• **Work to complete**
Copy out the entries below in full and exactly.

□ □ □ □ □

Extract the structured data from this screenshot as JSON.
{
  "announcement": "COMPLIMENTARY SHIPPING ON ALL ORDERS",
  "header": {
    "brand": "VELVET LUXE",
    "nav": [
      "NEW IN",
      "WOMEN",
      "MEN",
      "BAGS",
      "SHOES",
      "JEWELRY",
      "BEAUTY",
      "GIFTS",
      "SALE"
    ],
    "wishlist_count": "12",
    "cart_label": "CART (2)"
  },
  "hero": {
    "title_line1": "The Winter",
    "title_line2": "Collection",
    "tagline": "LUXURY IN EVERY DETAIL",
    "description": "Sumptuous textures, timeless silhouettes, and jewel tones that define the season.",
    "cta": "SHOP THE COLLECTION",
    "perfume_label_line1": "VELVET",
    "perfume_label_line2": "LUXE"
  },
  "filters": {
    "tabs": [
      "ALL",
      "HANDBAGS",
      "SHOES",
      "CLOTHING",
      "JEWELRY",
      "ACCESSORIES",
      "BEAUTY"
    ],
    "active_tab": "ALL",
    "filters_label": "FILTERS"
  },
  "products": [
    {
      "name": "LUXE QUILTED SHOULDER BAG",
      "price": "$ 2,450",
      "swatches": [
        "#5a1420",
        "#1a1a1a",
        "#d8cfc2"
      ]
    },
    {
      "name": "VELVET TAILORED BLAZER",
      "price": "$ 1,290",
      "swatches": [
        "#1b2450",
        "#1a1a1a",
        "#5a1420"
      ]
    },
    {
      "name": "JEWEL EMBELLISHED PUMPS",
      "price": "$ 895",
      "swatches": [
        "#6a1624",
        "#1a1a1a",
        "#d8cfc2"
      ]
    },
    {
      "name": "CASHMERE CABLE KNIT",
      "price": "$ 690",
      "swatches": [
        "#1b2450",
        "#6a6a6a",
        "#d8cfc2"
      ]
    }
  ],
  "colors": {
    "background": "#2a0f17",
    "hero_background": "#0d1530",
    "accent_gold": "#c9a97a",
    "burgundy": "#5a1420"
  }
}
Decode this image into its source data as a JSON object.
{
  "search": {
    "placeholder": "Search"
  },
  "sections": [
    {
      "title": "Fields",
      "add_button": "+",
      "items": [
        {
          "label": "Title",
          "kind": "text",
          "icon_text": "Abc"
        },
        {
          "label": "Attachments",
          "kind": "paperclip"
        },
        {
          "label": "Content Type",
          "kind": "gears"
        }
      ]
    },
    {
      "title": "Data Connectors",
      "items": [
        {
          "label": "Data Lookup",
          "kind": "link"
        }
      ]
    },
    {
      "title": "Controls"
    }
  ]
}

□ □ □ □ □

• **Output of the exercise**
Extract the structured data from this screenshot as JSON.
{
  "announcement": "COMPLIMENTARY SHIPPING ON ALL ORDERS",
  "header": {
    "brand": "VELVET LUXE",
    "nav": [
      "NEW IN",
      "WOMEN",
      "MEN",
      "BAGS",
      "SHOES",
      "JEWELRY",
      "BEAUTY",
      "GIFTS",
      "SALE"
    ],
    "wishlist_count": "12",
    "cart_label": "CART (2)"
  },
  "hero": {
    "title_line1": "The Winter",
    "title_line2": "Collection",
    "tagline": "LUXURY IN EVERY DETAIL",
    "description": "Sumptuous textures, timeless silhouettes, and jewel tones that define the season.",
    "cta": "SHOP THE COLLECTION",
    "perfume_label_line1": "VELVET",
    "perfume_label_line2": "LUXE"
  },
  "filters": {
    "tabs": [
      "ALL",
      "HANDBAGS",
      "SHOES",
      "CLOTHING",
      "JEWELRY",
      "ACCESSORIES",
      "BEAUTY"
    ],
    "active_tab": "ALL",
    "filters_label": "FILTERS"
  },
  "products": [
    {
      "name": "LUXE QUILTED SHOULDER BAG",
      "price": "$ 2,450",
      "swatches": [
        "#5a1420",
        "#1a1a1a",
        "#d8cfc2"
      ]
    },
    {
      "name": "VELVET TAILORED BLAZER",
      "price": "$ 1,290",
      "swatches": [
        "#1b2450",
        "#1a1a1a",
        "#5a1420"
      ]
    },
    {
      "name": "JEWEL EMBELLISHED PUMPS",
      "price": "$ 895",
      "swatches": [
        "#6a1624",
        "#1a1a1a",
        "#d8cfc2"
      ]
    },
    {
      "name": "CASHMERE CABLE KNIT",
      "price": "$ 690",
      "swatches": [
        "#1b2450",
        "#6a6a6a",
        "#d8cfc2"
      ]
    }
  ],
  "colors": {
    "background": "#2a0f17",
    "hero_background": "#0d1530",
    "accent_gold": "#c9a97a",
    "burgundy": "#5a1420"
  }
}
Decode this image into its source data as a JSON object.
{
  "search": {
    "placeholder": "Search"
  },
  "sections": [
    {
      "title": "Fields",
      "add_button": "+",
      "items": [
        {
          "label": "Title",
          "kind": "text",
          "icon_text": "Abc"
        },
        {
          "label": "Attachments",
          "kind": "paperclip"
        },
        {
          "label": "Content Type",
          "kind": "gears"
        }
      ]
    },
    {
      "title": "Data Connectors",
      "items": [
        {
          "label": "Data Lookup",
          "kind": "link"
        }
      ]
    },
    {
      "title": "Controls"
    }
  ]
}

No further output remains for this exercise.